___ Given records ___
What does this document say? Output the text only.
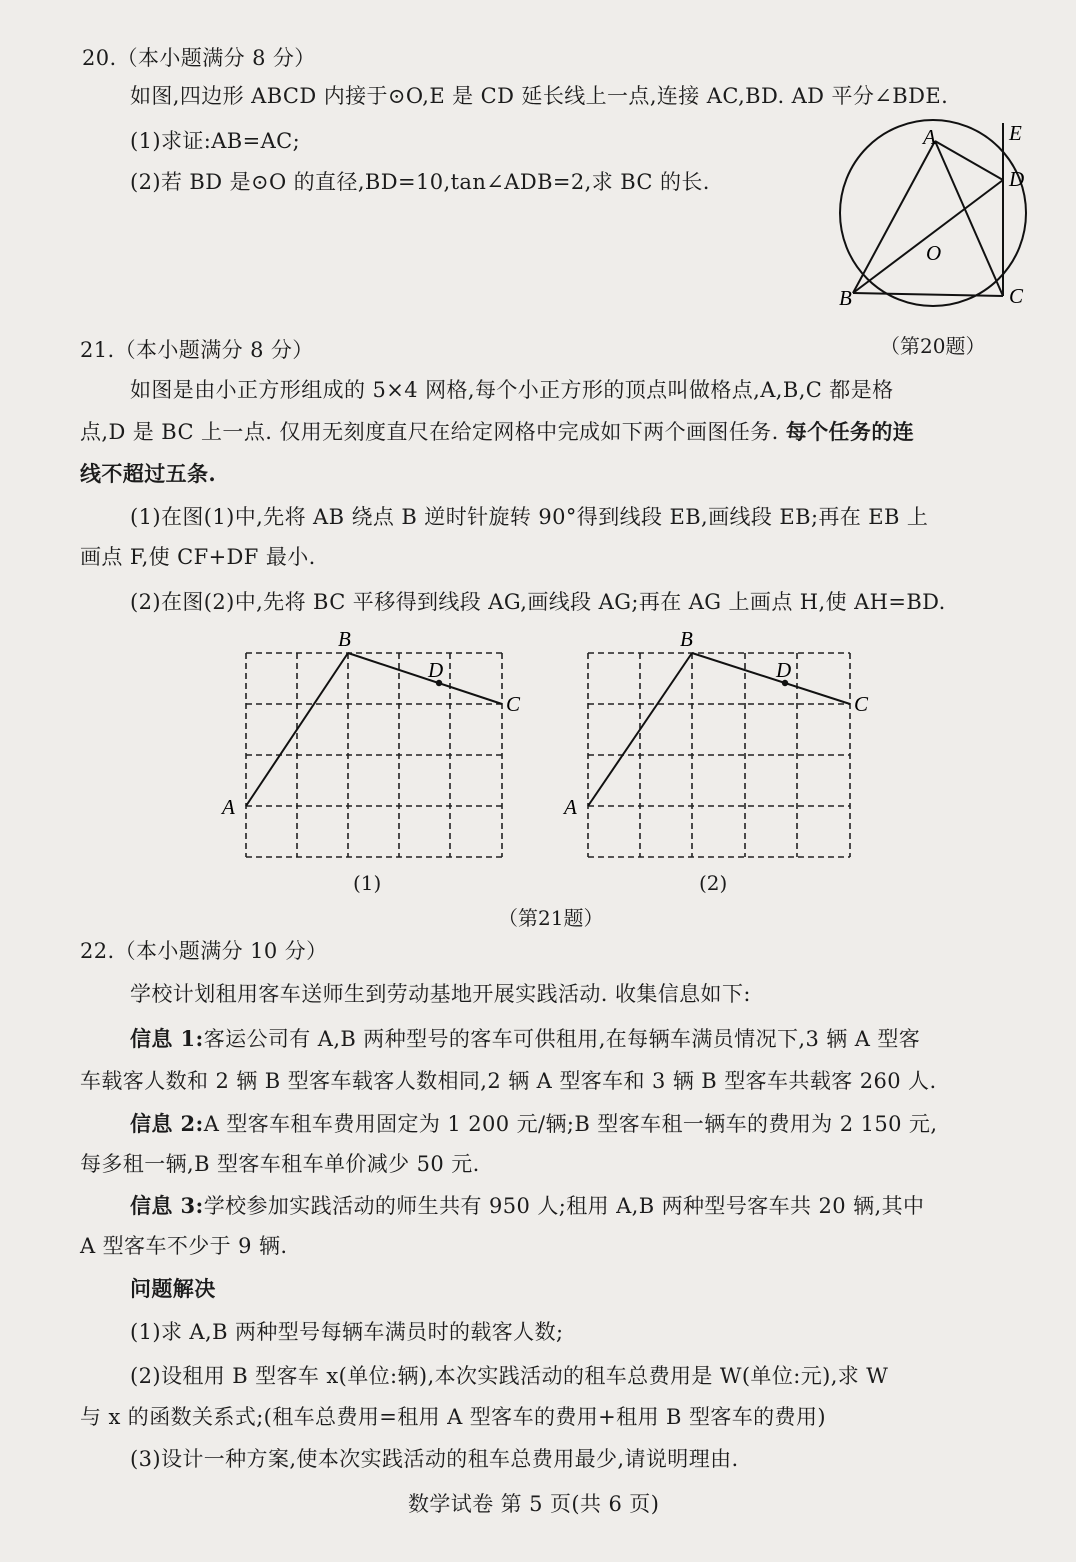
20.（本小题满分 8 分）
如图,四边形 ABCD 内接于⊙O,E 是 CD 延长线上一点,连接 AC,BD. AD 平分∠BDE.
(1)求证:AB=AC;
(2)若 BD 是⊙O 的直径,BD=10,tan∠ADB=2,求 BC 的长.
A
B	C
D
E
O
（第20题）
21.（本小题满分 8 分）
如图是由小正方形组成的 5×4 网格,每个小正方形的顶点叫做格点,A,B,C 都是格
点,D 是 BC 上一点. 仅用无刻度直尺在给定网格中完成如下两个画图任务. 每个任务的连
线不超过五条.
(1)在图(1)中,先将 AB 绕点 B 逆时针旋转 90°得到线段 EB,画线段 EB;再在 EB 上
画点 F,使 CF+DF 最小.
(2)在图(2)中,先将 BC 平移得到线段 AG,画线段 AG;再在 AG 上画点 H,使 AH=BD.
B
A
C
D
(1)
B
A
C
D
(2)
（第21题）
22.（本小题满分 10 分）
学校计划租用客车送师生到劳动基地开展实践活动. 收集信息如下:
信息 1:客运公司有 A,B 两种型号的客车可供租用,在每辆车满员情况下,3 辆 A 型客
车载客人数和 2 辆 B 型客车载客人数相同,2 辆 A 型客车和 3 辆 B 型客车共载客 260 人.
信息 2:A 型客车租车费用固定为 1 200 元/辆;B 型客车租一辆车的费用为 2 150 元,
每多租一辆,B 型客车租车单价减少 50 元.
信息 3:学校参加实践活动的师生共有 950 人;租用 A,B 两种型号客车共 20 辆,其中
A 型客车不少于 9 辆.
问题解决
(1)求 A,B 两种型号每辆车满员时的载客人数;
(2)设租用 B 型客车 x(单位:辆),本次实践活动的租车总费用是 W(单位:元),求 W
与 x 的函数关系式;(租车总费用=租用 A 型客车的费用+租用 B 型客车的费用)
(3)设计一种方案,使本次实践活动的租车总费用最少,请说明理由.
数学试卷 第 5 页(共 6 页)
___
* **Exercise instructions**
Could you reproduce every record above exactly, leaving out the pictures?

* **Correct result**
What does this document say? Output the text only.
20.（本小题满分 8 分）
如图,四边形 ABCD 内接于⊙O,E 是 CD 延长线上一点,连接 AC,BD. AD 平分∠BDE.
(1)求证:AB=AC;
(2)若 BD 是⊙O 的直径,BD=10,tan∠ADB=2,求 BC 的长.
A
B	C
D
E
O
（第20题）
21.（本小题满分 8 分）
如图是由小正方形组成的 5×4 网格,每个小正方形的顶点叫做格点,A,B,C 都是格
点,D 是 BC 上一点. 仅用无刻度直尺在给定网格中完成如下两个画图任务. 每个任务的连
线不超过五条.
(1)在图(1)中,先将 AB 绕点 B 逆时针旋转 90°得到线段 EB,画线段 EB;再在 EB 上
画点 F,使 CF+DF 最小.
(2)在图(2)中,先将 BC 平移得到线段 AG,画线段 AG;再在 AG 上画点 H,使 AH=BD.
B
A
C
D
(1)
B
A
C
D
(2)
（第21题）
22.（本小题满分 10 分）
学校计划租用客车送师生到劳动基地开展实践活动. 收集信息如下:
信息 1:客运公司有 A,B 两种型号的客车可供租用,在每辆车满员情况下,3 辆 A 型客
车载客人数和 2 辆 B 型客车载客人数相同,2 辆 A 型客车和 3 辆 B 型客车共载客 260 人.
信息 2:A 型客车租车费用固定为 1 200 元/辆;B 型客车租一辆车的费用为 2 150 元,
每多租一辆,B 型客车租车单价减少 50 元.
信息 3:学校参加实践活动的师生共有 950 人;租用 A,B 两种型号客车共 20 辆,其中
A 型客车不少于 9 辆.
问题解决
(1)求 A,B 两种型号每辆车满员时的载客人数;
(2)设租用 B 型客车 x(单位:辆),本次实践活动的租车总费用是 W(单位:元),求 W
与 x 的函数关系式;(租车总费用=租用 A 型客车的费用+租用 B 型客车的费用)
(3)设计一种方案,使本次实践活动的租车总费用最少,请说明理由.
数学试卷 第 5 页(共 6 页)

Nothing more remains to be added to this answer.